Document extract:
Fig. 5.

Evolving new SH2 interactions between duplicate genes. (A) In vertebrates, both Crk and CrkL contain a tyrosine residue that is phosphorylated by Abl or other tyrosine kinases (red circle). Phosphorylation on this conserved site promotes the intramolecular interaction with the respective SH2 domain. In mammals, but not teleosts, the Crk SH2 domain has evolved a loop between β strands D and E (DE loop) that creates a binding site for the SH3 domain of Abl to promote this interaction and phosphorylation of Crk. A ribbon diagram shows the human Crk (yellow) SH2 domain with the extended proline-rich loop interacting with the SH3 domain of Abl (blue). The structure was adapted from PDB 1JU5. The sequences of the SH2 domain from the CRK family in C. elegans (ced-2), D. melanogaster (DmCrk), C. intestinalis (CiCrk), D. rerio (DrCrk, DrCrkL), M. domestica (MdCrk, MdCrkL), Bos taurus (BtCrk, BtCrkL), M. musculus, (MmCrk, MmCrkL), and H. sapiens (HsCrk, HsCrkL) were aligned with ClustalX. For a detailed sequence analysis, see also fig. S6B. (B) The Sh2d1a and Sh2d1b adaptors arose through gene duplication and domain loss from the Ship-encoding gene in C. intestinalis, resulting in four related SH2 domains in vertebrates. The SH3 domain of Fyn makes contact with residues within the SH2 domain of Sh2d1a, but not with Sh2d1b and Ship. These contact residues are conserved in only vertebrate Sh2d1a. The structure was adapted from PDB1M27. The * indicates key contact residues previously reported (48).

(Dataset excerpts)
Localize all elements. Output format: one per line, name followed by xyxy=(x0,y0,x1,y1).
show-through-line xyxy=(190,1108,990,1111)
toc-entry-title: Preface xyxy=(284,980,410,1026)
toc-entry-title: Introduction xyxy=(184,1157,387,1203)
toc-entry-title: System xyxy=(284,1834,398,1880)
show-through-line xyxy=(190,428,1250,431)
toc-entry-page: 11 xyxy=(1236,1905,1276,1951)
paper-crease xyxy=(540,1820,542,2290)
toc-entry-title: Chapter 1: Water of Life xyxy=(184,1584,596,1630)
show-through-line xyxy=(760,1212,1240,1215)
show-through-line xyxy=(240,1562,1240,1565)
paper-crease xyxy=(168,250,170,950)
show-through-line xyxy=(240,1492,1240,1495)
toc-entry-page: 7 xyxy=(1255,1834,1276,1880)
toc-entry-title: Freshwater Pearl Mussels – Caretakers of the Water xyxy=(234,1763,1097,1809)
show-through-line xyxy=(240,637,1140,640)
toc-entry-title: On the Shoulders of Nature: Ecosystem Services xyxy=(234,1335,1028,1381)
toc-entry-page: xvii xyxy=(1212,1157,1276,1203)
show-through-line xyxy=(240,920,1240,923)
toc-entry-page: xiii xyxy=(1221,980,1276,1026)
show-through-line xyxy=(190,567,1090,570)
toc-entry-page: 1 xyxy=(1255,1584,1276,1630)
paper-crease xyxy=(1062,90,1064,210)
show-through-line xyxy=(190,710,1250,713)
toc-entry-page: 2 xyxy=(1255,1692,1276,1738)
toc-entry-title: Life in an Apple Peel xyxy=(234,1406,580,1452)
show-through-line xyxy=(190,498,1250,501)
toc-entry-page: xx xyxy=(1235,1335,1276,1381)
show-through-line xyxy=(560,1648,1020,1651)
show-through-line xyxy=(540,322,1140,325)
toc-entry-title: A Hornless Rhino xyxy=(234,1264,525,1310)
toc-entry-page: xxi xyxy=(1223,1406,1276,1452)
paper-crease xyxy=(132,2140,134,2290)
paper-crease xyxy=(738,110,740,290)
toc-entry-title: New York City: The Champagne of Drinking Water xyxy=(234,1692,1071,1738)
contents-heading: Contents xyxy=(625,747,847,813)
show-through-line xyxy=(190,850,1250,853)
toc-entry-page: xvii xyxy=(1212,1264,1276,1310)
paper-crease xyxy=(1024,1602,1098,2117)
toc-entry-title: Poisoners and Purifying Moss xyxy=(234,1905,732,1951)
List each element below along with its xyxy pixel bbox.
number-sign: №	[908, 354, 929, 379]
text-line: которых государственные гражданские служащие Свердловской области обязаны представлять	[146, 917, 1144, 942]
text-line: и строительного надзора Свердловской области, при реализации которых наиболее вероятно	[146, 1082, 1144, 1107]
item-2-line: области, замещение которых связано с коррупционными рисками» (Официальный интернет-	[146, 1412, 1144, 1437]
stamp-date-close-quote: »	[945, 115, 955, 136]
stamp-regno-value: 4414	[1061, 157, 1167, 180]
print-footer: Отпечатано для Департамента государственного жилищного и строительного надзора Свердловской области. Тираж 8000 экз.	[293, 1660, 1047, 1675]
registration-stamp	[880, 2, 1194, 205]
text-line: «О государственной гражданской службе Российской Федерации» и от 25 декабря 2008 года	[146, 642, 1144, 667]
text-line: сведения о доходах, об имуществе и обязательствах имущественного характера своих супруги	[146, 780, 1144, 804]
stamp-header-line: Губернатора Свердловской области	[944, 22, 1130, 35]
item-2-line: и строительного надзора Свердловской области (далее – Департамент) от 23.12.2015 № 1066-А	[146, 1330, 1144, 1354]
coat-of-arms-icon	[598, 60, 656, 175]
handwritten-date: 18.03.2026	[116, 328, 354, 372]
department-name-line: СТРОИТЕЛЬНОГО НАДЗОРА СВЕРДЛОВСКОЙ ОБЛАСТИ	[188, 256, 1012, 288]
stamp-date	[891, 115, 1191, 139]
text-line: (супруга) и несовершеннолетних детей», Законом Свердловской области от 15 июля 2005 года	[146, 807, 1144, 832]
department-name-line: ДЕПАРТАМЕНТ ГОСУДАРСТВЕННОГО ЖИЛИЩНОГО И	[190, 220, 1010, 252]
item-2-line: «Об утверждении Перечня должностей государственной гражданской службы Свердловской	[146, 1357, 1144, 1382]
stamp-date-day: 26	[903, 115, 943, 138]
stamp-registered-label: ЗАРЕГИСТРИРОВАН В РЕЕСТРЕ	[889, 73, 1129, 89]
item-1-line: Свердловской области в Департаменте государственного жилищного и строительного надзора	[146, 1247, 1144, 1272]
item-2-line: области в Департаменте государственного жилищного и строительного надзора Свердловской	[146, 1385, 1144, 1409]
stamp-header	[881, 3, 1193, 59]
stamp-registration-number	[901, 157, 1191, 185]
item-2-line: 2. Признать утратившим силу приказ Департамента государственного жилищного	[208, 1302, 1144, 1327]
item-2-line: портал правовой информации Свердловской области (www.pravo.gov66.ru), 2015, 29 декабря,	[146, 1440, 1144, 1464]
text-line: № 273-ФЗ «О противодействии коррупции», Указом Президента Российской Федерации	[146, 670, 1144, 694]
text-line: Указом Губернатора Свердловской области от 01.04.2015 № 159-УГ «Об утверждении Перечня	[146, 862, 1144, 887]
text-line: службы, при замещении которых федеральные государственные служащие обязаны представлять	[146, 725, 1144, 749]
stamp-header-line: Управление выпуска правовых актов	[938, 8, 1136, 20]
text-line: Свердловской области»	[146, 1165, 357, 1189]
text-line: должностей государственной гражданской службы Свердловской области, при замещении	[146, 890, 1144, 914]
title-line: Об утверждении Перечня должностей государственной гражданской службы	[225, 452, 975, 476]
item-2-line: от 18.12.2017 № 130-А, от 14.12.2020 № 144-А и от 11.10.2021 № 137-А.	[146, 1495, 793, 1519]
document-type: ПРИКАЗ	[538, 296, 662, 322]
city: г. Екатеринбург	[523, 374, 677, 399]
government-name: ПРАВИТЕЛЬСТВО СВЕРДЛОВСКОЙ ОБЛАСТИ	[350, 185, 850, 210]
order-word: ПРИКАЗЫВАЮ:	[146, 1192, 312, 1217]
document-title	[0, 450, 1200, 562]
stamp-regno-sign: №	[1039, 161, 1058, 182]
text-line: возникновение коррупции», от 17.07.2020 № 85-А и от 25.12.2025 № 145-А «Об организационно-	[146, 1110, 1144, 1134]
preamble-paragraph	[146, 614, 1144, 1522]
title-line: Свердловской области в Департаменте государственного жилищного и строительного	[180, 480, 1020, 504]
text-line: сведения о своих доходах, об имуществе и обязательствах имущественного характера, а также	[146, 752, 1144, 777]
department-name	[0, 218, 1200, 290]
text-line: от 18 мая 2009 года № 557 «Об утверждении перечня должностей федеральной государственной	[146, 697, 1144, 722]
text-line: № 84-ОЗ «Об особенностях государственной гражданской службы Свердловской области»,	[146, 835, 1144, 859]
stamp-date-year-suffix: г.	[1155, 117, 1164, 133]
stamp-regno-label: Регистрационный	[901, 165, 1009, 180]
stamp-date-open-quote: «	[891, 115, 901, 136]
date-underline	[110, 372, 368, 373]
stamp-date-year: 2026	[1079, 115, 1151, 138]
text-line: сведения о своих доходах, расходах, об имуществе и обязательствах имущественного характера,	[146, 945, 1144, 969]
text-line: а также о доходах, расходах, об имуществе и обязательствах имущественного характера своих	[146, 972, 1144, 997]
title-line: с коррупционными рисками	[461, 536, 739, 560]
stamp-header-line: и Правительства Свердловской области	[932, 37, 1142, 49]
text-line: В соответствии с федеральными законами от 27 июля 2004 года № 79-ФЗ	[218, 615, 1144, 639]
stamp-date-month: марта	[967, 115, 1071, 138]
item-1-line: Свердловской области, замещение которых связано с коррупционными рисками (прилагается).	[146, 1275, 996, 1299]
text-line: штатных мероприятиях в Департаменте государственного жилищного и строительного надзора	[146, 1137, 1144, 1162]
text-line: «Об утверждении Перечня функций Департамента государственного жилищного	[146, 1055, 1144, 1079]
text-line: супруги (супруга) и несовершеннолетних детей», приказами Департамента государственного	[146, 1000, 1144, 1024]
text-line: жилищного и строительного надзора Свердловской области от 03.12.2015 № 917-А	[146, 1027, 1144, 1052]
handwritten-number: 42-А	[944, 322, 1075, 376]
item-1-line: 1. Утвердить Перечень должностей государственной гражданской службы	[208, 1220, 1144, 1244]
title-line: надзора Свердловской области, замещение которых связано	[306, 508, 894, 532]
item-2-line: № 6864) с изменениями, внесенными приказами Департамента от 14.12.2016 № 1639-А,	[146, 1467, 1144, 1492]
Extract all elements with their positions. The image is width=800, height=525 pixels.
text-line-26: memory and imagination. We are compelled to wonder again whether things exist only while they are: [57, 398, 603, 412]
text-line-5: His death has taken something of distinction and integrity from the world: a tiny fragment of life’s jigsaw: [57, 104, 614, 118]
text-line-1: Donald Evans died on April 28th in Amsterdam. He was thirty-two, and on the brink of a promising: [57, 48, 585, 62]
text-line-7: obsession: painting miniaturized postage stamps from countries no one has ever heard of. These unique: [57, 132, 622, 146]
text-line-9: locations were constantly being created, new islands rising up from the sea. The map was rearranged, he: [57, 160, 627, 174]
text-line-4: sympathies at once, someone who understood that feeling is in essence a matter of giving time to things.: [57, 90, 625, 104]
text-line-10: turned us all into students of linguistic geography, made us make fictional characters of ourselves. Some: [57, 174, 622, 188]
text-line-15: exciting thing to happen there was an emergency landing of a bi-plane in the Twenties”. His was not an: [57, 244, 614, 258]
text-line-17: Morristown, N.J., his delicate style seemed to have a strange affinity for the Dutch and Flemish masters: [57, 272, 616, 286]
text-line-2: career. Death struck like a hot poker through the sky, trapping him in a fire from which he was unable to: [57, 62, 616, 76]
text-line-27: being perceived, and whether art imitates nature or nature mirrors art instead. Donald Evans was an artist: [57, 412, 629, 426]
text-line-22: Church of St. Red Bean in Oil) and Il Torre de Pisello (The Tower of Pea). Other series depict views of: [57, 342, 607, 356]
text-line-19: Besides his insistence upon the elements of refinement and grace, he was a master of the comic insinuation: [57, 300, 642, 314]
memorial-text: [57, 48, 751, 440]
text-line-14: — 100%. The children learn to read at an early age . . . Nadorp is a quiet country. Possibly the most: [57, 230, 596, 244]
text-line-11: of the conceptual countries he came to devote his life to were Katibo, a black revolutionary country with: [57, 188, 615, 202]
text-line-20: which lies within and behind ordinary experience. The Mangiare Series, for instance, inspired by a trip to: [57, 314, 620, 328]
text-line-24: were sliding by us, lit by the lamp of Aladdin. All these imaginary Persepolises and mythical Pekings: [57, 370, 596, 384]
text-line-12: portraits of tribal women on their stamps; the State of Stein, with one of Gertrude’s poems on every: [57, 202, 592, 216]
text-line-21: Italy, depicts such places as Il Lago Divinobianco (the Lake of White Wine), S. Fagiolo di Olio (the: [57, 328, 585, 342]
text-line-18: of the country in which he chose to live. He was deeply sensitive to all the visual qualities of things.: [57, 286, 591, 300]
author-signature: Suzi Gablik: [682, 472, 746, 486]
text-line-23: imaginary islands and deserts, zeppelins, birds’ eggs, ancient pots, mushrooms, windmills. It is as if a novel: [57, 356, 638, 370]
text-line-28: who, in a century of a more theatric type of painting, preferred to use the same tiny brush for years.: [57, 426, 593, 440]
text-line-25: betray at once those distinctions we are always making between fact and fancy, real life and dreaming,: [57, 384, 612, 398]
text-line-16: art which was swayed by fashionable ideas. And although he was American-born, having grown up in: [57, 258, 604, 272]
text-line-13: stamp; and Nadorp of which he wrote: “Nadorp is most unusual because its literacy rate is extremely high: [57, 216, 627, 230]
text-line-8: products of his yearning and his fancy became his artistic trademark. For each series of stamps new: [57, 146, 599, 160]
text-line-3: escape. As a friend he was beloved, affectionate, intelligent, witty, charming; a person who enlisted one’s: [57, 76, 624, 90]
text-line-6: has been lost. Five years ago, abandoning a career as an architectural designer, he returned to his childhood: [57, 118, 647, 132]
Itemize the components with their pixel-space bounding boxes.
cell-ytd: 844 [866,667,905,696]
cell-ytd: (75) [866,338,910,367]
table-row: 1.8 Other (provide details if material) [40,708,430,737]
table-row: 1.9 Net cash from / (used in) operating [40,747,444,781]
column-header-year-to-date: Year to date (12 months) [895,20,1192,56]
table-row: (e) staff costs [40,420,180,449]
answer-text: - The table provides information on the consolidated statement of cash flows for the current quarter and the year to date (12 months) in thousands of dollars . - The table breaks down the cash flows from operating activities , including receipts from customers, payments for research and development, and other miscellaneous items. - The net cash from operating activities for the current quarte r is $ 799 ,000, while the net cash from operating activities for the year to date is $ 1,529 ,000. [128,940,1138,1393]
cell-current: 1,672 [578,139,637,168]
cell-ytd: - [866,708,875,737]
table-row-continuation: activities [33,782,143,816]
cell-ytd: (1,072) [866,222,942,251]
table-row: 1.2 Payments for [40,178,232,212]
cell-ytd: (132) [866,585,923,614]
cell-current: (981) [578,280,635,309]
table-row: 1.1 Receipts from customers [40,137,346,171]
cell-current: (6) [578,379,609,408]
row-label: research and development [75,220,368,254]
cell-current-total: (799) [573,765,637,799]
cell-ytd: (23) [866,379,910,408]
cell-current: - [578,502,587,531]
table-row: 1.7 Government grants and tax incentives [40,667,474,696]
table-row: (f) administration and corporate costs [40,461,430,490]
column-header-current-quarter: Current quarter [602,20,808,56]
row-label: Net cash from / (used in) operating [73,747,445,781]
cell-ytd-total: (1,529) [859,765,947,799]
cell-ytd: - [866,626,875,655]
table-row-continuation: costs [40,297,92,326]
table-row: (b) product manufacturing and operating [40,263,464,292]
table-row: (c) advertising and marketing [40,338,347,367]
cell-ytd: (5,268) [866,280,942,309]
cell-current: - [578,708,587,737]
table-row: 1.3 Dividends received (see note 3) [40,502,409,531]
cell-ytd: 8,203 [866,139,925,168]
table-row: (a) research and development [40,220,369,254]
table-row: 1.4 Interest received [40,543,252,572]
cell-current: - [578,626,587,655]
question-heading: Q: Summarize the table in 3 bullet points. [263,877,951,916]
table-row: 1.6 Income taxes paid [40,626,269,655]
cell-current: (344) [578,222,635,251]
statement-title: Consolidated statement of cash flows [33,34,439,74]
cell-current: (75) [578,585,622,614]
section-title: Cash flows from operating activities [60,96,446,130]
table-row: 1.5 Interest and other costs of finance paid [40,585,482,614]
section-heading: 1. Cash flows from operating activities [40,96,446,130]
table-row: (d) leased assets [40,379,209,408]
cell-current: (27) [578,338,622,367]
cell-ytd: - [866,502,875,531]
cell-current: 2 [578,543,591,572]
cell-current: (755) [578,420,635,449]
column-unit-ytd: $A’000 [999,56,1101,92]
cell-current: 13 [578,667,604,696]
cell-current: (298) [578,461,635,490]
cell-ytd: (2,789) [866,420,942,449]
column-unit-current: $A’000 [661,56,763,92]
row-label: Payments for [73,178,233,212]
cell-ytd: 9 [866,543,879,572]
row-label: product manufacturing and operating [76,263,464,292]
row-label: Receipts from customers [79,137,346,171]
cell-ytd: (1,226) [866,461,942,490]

What needs to be done:
Based on the figure caption, decide whether each statement agrees with it, answering yes or no and quoting the deciding words: (a) The DE loop of the Crk SH2 domain that binds the SH3 domain of Abl is found in teleosts. (b) The SH2 domain sequences from the CRK family were aligned with ClustalX. (c) The SH3 domain of Fyn makes contact with the SH2 domain of Sh2d1b.

Solution:
(a) No: "In mammals, but not teleosts, the Crk SH2 domain has evolved a loop between β strands D and E (DE loop)"
(b) Yes: "were aligned with ClustalX"
(c) No: "The SH3 domain of Fyn makes contact with residues within the SH2 domain of Sh2d1a, but not with Sh2d1b and Ship."